**Given exercise**
Extract every record, keeping each one exactly as it is.

** begin **

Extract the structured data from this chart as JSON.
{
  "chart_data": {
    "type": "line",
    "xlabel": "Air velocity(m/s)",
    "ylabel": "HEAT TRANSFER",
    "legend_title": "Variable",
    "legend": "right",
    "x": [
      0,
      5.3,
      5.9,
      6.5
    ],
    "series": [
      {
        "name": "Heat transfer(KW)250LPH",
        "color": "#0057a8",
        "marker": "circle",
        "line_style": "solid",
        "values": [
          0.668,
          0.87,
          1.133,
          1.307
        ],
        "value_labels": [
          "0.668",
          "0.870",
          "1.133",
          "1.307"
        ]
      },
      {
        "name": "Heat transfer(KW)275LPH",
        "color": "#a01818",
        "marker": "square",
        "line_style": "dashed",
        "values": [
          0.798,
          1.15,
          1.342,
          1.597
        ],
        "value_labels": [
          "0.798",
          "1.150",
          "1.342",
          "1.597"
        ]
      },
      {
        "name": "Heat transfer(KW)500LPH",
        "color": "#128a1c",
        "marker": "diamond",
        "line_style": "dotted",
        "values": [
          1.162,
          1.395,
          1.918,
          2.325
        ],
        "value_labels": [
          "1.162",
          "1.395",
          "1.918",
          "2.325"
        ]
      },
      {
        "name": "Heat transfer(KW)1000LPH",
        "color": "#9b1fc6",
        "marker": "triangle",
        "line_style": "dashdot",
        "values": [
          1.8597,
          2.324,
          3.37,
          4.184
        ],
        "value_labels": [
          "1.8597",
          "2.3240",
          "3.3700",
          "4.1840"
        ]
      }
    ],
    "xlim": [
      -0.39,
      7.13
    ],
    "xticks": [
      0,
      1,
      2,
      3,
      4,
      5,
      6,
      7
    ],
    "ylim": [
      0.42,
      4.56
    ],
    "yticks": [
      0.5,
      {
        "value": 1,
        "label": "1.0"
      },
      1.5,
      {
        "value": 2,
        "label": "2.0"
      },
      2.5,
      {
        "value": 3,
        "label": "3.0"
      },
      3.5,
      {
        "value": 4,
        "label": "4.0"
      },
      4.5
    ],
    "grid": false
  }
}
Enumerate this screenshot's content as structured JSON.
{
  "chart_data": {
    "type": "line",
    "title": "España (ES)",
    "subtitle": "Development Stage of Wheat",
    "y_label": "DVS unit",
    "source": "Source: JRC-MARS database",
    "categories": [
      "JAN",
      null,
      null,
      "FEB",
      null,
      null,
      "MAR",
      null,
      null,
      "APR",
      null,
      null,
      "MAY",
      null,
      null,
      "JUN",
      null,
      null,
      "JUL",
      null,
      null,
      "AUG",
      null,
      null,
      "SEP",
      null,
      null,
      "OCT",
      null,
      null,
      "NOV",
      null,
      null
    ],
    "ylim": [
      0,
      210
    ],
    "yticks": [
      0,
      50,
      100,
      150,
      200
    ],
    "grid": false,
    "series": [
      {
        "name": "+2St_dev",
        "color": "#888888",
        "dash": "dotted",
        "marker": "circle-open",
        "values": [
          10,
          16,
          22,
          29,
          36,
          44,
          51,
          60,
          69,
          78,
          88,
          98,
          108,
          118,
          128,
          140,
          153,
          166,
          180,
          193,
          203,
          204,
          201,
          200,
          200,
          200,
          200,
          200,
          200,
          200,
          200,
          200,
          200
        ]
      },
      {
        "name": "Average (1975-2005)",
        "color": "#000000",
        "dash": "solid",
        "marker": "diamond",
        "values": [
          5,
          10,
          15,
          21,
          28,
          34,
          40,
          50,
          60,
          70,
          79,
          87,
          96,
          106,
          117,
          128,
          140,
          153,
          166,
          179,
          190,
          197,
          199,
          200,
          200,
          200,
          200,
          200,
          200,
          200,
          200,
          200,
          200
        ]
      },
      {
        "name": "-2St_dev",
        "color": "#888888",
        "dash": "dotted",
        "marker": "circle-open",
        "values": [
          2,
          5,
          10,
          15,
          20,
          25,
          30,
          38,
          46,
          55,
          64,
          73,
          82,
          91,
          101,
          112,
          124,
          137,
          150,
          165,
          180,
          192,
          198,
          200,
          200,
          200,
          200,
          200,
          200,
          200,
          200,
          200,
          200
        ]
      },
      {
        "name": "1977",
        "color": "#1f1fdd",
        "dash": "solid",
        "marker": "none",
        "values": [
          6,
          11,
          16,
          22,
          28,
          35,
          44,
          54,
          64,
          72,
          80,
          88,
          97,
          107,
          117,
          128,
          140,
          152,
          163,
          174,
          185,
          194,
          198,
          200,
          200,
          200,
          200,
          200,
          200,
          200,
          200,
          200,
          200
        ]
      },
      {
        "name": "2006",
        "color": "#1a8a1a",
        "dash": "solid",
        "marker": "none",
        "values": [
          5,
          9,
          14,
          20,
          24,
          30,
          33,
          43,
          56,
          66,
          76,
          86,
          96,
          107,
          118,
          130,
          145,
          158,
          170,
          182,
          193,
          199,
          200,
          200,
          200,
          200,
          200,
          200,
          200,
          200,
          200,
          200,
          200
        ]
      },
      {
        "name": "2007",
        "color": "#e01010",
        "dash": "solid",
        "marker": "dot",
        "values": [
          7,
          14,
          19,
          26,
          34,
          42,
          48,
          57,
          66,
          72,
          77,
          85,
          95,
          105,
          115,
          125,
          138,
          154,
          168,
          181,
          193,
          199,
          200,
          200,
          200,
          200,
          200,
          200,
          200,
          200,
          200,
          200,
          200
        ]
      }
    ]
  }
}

** end **

**Output**
Extract the structured data from this chart as JSON.
{
  "chart_data": {
    "type": "line",
    "xlabel": "Air velocity(m/s)",
    "ylabel": "HEAT TRANSFER",
    "legend_title": "Variable",
    "legend": "right",
    "x": [
      0,
      5.3,
      5.9,
      6.5
    ],
    "series": [
      {
        "name": "Heat transfer(KW)250LPH",
        "color": "#0057a8",
        "marker": "circle",
        "line_style": "solid",
        "values": [
          0.668,
          0.87,
          1.133,
          1.307
        ],
        "value_labels": [
          "0.668",
          "0.870",
          "1.133",
          "1.307"
        ]
      },
      {
        "name": "Heat transfer(KW)275LPH",
        "color": "#a01818",
        "marker": "square",
        "line_style": "dashed",
        "values": [
          0.798,
          1.15,
          1.342,
          1.597
        ],
        "value_labels": [
          "0.798",
          "1.150",
          "1.342",
          "1.597"
        ]
      },
      {
        "name": "Heat transfer(KW)500LPH",
        "color": "#128a1c",
        "marker": "diamond",
        "line_style": "dotted",
        "values": [
          1.162,
          1.395,
          1.918,
          2.325
        ],
        "value_labels": [
          "1.162",
          "1.395",
          "1.918",
          "2.325"
        ]
      },
      {
        "name": "Heat transfer(KW)1000LPH",
        "color": "#9b1fc6",
        "marker": "triangle",
        "line_style": "dashdot",
        "values": [
          1.8597,
          2.324,
          3.37,
          4.184
        ],
        "value_labels": [
          "1.8597",
          "2.3240",
          "3.3700",
          "4.1840"
        ]
      }
    ],
    "xlim": [
      -0.39,
      7.13
    ],
    "xticks": [
      0,
      1,
      2,
      3,
      4,
      5,
      6,
      7
    ],
    "ylim": [
      0.42,
      4.56
    ],
    "yticks": [
      0.5,
      {
        "value": 1,
        "label": "1.0"
      },
      1.5,
      {
        "value": 2,
        "label": "2.0"
      },
      2.5,
      {
        "value": 3,
        "label": "3.0"
      },
      3.5,
      {
        "value": 4,
        "label": "4.0"
      },
      4.5
    ],
    "grid": false
  }
}
Enumerate this screenshot's content as structured JSON.
{
  "chart_data": {
    "type": "line",
    "title": "España (ES)",
    "subtitle": "Development Stage of Wheat",
    "y_label": "DVS unit",
    "source": "Source: JRC-MARS database",
    "categories": [
      "JAN",
      null,
      null,
      "FEB",
      null,
      null,
      "MAR",
      null,
      null,
      "APR",
      null,
      null,
      "MAY",
      null,
      null,
      "JUN",
      null,
      null,
      "JUL",
      null,
      null,
      "AUG",
      null,
      null,
      "SEP",
      null,
      null,
      "OCT",
      null,
      null,
      "NOV",
      null,
      null
    ],
    "ylim": [
      0,
      210
    ],
    "yticks": [
      0,
      50,
      100,
      150,
      200
    ],
    "grid": false,
    "series": [
      {
        "name": "+2St_dev",
        "color": "#888888",
        "dash": "dotted",
        "marker": "circle-open",
        "values": [
          10,
          16,
          22,
          29,
          36,
          44,
          51,
          60,
          69,
          78,
          88,
          98,
          108,
          118,
          128,
          140,
          153,
          166,
          180,
          193,
          203,
          204,
          201,
          200,
          200,
          200,
          200,
          200,
          200,
          200,
          200,
          200,
          200
        ]
      },
      {
        "name": "Average (1975-2005)",
        "color": "#000000",
        "dash": "solid",
        "marker": "diamond",
        "values": [
          5,
          10,
          15,
          21,
          28,
          34,
          40,
          50,
          60,
          70,
          79,
          87,
          96,
          106,
          117,
          128,
          140,
          153,
          166,
          179,
          190,
          197,
          199,
          200,
          200,
          200,
          200,
          200,
          200,
          200,
          200,
          200,
          200
        ]
      },
      {
        "name": "-2St_dev",
        "color": "#888888",
        "dash": "dotted",
        "marker": "circle-open",
        "values": [
          2,
          5,
          10,
          15,
          20,
          25,
          30,
          38,
          46,
          55,
          64,
          73,
          82,
          91,
          101,
          112,
          124,
          137,
          150,
          165,
          180,
          192,
          198,
          200,
          200,
          200,
          200,
          200,
          200,
          200,
          200,
          200,
          200
        ]
      },
      {
        "name": "1977",
        "color": "#1f1fdd",
        "dash": "solid",
        "marker": "none",
        "values": [
          6,
          11,
          16,
          22,
          28,
          35,
          44,
          54,
          64,
          72,
          80,
          88,
          97,
          107,
          117,
          128,
          140,
          152,
          163,
          174,
          185,
          194,
          198,
          200,
          200,
          200,
          200,
          200,
          200,
          200,
          200,
          200,
          200
        ]
      },
      {
        "name": "2006",
        "color": "#1a8a1a",
        "dash": "solid",
        "marker": "none",
        "values": [
          5,
          9,
          14,
          20,
          24,
          30,
          33,
          43,
          56,
          66,
          76,
          86,
          96,
          107,
          118,
          130,
          145,
          158,
          170,
          182,
          193,
          199,
          200,
          200,
          200,
          200,
          200,
          200,
          200,
          200,
          200,
          200,
          200
        ]
      },
      {
        "name": "2007",
        "color": "#e01010",
        "dash": "solid",
        "marker": "dot",
        "values": [
          7,
          14,
          19,
          26,
          34,
          42,
          48,
          57,
          66,
          72,
          77,
          85,
          95,
          105,
          115,
          125,
          138,
          154,
          168,
          181,
          193,
          199,
          200,
          200,
          200,
          200,
          200,
          200,
          200,
          200,
          200,
          200,
          200
        ]
      }
    ]
  }
}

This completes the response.